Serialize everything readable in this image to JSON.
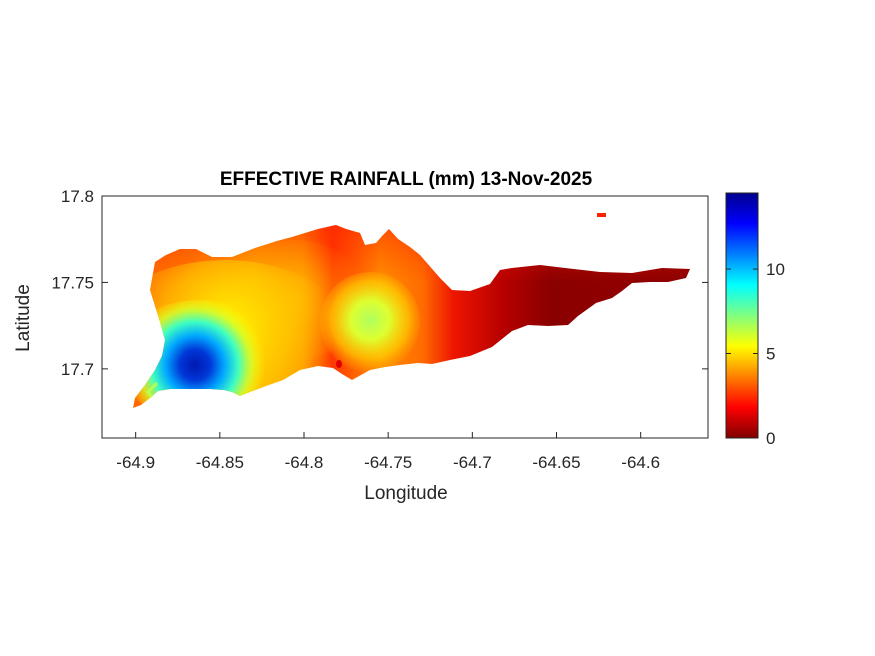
{
  "chart_data": {
    "type": "heatmap",
    "title": "EFFECTIVE RAINFALL (mm) 13-Nov-2025",
    "xlabel": "Longitude",
    "ylabel": "Latitude",
    "xlim": [
      -64.92,
      -64.56
    ],
    "ylim": [
      17.66,
      17.8
    ],
    "x_ticks": [
      {
        "value": -64.9,
        "label": "-64.9"
      },
      {
        "value": -64.85,
        "label": "-64.85"
      },
      {
        "value": -64.8,
        "label": "-64.8"
      },
      {
        "value": -64.75,
        "label": "-64.75"
      },
      {
        "value": -64.7,
        "label": "-64.7"
      },
      {
        "value": -64.65,
        "label": "-64.65"
      },
      {
        "value": -64.6,
        "label": "-64.6"
      }
    ],
    "y_ticks": [
      {
        "value": 17.8,
        "label": "17.8"
      },
      {
        "value": 17.75,
        "label": "17.75"
      },
      {
        "value": 17.7,
        "label": "17.7"
      }
    ],
    "colorbar": {
      "colormap": "jet",
      "reversed": true,
      "clim": [
        0,
        14.5
      ],
      "ticks": [
        {
          "value": 0,
          "label": "0"
        },
        {
          "value": 5,
          "label": "5"
        },
        {
          "value": 10,
          "label": "10"
        }
      ]
    },
    "field_hotspots": [
      {
        "lon": -64.865,
        "lat": 17.697,
        "value": 14
      },
      {
        "lon": -64.845,
        "lat": 17.712,
        "value": 8
      },
      {
        "lon": -64.76,
        "lat": 17.725,
        "value": 8
      },
      {
        "lon": -64.79,
        "lat": 17.74,
        "value": 4.5
      },
      {
        "lon": -64.65,
        "lat": 17.74,
        "value": 0.3
      }
    ],
    "grid": false,
    "box": true
  }
}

============

#### [Exercise]
From the data above, write out everything exactly except the pictures.

#### [Complete output]
Serialize everything readable in this image to JSON.
{
  "chart_data": {
    "type": "heatmap",
    "title": "EFFECTIVE RAINFALL (mm) 13-Nov-2025",
    "xlabel": "Longitude",
    "ylabel": "Latitude",
    "xlim": [
      -64.92,
      -64.56
    ],
    "ylim": [
      17.66,
      17.8
    ],
    "x_ticks": [
      {
        "value": -64.9,
        "label": "-64.9"
      },
      {
        "value": -64.85,
        "label": "-64.85"
      },
      {
        "value": -64.8,
        "label": "-64.8"
      },
      {
        "value": -64.75,
        "label": "-64.75"
      },
      {
        "value": -64.7,
        "label": "-64.7"
      },
      {
        "value": -64.65,
        "label": "-64.65"
      },
      {
        "value": -64.6,
        "label": "-64.6"
      }
    ],
    "y_ticks": [
      {
        "value": 17.8,
        "label": "17.8"
      },
      {
        "value": 17.75,
        "label": "17.75"
      },
      {
        "value": 17.7,
        "label": "17.7"
      }
    ],
    "colorbar": {
      "colormap": "jet",
      "reversed": true,
      "clim": [
        0,
        14.5
      ],
      "ticks": [
        {
          "value": 0,
          "label": "0"
        },
        {
          "value": 5,
          "label": "5"
        },
        {
          "value": 10,
          "label": "10"
        }
      ]
    },
    "field_hotspots": [
      {
        "lon": -64.865,
        "lat": 17.697,
        "value": 14
      },
      {
        "lon": -64.845,
        "lat": 17.712,
        "value": 8
      },
      {
        "lon": -64.76,
        "lat": 17.725,
        "value": 8
      },
      {
        "lon": -64.79,
        "lat": 17.74,
        "value": 4.5
      },
      {
        "lon": -64.65,
        "lat": 17.74,
        "value": 0.3
      }
    ],
    "grid": false,
    "box": true
  }
}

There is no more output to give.